[Extracted entries]

____

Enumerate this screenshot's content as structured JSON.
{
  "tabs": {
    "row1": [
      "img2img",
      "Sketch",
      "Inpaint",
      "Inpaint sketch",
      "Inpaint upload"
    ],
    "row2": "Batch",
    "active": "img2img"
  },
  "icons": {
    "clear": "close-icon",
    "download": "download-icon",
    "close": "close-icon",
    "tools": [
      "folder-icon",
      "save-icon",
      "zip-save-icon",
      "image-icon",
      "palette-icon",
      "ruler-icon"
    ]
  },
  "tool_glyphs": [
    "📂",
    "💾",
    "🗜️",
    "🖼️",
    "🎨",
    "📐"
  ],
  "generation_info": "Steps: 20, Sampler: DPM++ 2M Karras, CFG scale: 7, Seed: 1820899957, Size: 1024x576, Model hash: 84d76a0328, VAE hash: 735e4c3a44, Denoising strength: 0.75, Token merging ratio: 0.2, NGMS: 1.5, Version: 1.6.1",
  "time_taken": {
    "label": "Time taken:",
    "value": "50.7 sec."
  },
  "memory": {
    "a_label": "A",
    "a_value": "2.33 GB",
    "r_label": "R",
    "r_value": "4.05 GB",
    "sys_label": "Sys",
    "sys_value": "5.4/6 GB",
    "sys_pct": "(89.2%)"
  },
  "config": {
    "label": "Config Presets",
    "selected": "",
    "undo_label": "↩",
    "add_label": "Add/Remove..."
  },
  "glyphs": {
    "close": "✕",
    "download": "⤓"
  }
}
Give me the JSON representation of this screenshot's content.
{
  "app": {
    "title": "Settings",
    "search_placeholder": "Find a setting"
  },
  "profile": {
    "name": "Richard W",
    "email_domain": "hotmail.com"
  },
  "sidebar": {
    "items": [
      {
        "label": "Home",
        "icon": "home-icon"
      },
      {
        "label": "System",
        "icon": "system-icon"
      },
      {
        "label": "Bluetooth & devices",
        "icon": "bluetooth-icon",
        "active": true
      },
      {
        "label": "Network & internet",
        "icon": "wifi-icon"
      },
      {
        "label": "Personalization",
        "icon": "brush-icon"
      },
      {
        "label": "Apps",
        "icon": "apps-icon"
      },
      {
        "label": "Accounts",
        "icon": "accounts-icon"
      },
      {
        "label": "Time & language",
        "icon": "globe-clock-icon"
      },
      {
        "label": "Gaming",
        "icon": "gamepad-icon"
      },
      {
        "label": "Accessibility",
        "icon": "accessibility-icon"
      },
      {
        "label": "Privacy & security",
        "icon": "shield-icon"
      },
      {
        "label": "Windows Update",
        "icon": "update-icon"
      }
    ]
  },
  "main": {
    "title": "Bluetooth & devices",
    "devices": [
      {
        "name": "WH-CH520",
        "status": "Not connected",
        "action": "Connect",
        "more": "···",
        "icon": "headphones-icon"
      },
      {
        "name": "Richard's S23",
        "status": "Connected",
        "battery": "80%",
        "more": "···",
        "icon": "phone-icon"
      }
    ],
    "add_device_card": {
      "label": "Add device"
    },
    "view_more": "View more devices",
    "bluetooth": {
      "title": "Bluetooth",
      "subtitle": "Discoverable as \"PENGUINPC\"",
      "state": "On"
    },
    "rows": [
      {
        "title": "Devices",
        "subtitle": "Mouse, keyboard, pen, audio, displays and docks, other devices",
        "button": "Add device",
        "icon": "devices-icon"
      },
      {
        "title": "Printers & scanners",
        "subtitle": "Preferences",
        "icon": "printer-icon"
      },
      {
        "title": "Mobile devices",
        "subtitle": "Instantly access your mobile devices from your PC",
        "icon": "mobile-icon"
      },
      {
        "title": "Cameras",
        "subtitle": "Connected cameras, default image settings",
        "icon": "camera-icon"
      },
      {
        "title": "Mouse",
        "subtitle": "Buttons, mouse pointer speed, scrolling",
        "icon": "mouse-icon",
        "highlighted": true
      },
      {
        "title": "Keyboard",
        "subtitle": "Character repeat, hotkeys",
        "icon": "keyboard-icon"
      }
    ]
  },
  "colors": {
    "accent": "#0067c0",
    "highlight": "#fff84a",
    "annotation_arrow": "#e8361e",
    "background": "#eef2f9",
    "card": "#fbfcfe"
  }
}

____

[Exercise prompt] Count every line of the records that holds the string "Inpaint". Write only the total.

[Response for this exercise] 3